Records from a collection:
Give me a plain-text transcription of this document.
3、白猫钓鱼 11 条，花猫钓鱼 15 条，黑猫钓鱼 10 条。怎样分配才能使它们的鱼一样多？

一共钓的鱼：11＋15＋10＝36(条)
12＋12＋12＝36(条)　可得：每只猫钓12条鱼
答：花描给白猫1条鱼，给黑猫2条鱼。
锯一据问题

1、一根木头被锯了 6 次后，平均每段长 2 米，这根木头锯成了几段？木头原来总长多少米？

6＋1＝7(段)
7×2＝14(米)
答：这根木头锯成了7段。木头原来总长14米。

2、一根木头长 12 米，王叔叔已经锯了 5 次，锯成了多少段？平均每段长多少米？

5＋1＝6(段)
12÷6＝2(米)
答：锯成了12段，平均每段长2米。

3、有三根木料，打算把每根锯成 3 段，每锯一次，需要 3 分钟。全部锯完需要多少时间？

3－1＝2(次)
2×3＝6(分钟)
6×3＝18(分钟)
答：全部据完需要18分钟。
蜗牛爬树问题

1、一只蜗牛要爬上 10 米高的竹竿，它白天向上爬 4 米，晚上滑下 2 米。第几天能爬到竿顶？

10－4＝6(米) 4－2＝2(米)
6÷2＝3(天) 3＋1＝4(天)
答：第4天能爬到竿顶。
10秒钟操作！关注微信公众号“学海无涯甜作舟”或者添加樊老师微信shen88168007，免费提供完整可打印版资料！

* [STATED PROBLEM]
Copy out each line exactly.

* [REPLY TO THE EXERCISE]
Give me a plain-text transcription of this document.
3、白猫钓鱼 11 条，花猫钓鱼 15 条，黑猫钓鱼 10 条。怎样分配才能使它们的鱼一样多？

一共钓的鱼：11＋15＋10＝36(条)
12＋12＋12＝36(条)　可得：每只猫钓12条鱼
答：花描给白猫1条鱼，给黑猫2条鱼。
锯一据问题

1、一根木头被锯了 6 次后，平均每段长 2 米，这根木头锯成了几段？木头原来总长多少米？

6＋1＝7(段)
7×2＝14(米)
答：这根木头锯成了7段。木头原来总长14米。

2、一根木头长 12 米，王叔叔已经锯了 5 次，锯成了多少段？平均每段长多少米？

5＋1＝6(段)
12÷6＝2(米)
答：锯成了12段，平均每段长2米。

3、有三根木料，打算把每根锯成 3 段，每锯一次，需要 3 分钟。全部锯完需要多少时间？

3－1＝2(次)
2×3＝6(分钟)
6×3＝18(分钟)
答：全部据完需要18分钟。
蜗牛爬树问题

1、一只蜗牛要爬上 10 米高的竹竿，它白天向上爬 4 米，晚上滑下 2 米。第几天能爬到竿顶？

10－4＝6(米) 4－2＝2(米)
6÷2＝3(天) 3＋1＝4(天)
答：第4天能爬到竿顶。
10秒钟操作！关注微信公众号“学海无涯甜作舟”或者添加樊老师微信shen88168007，免费提供完整可打印版资料！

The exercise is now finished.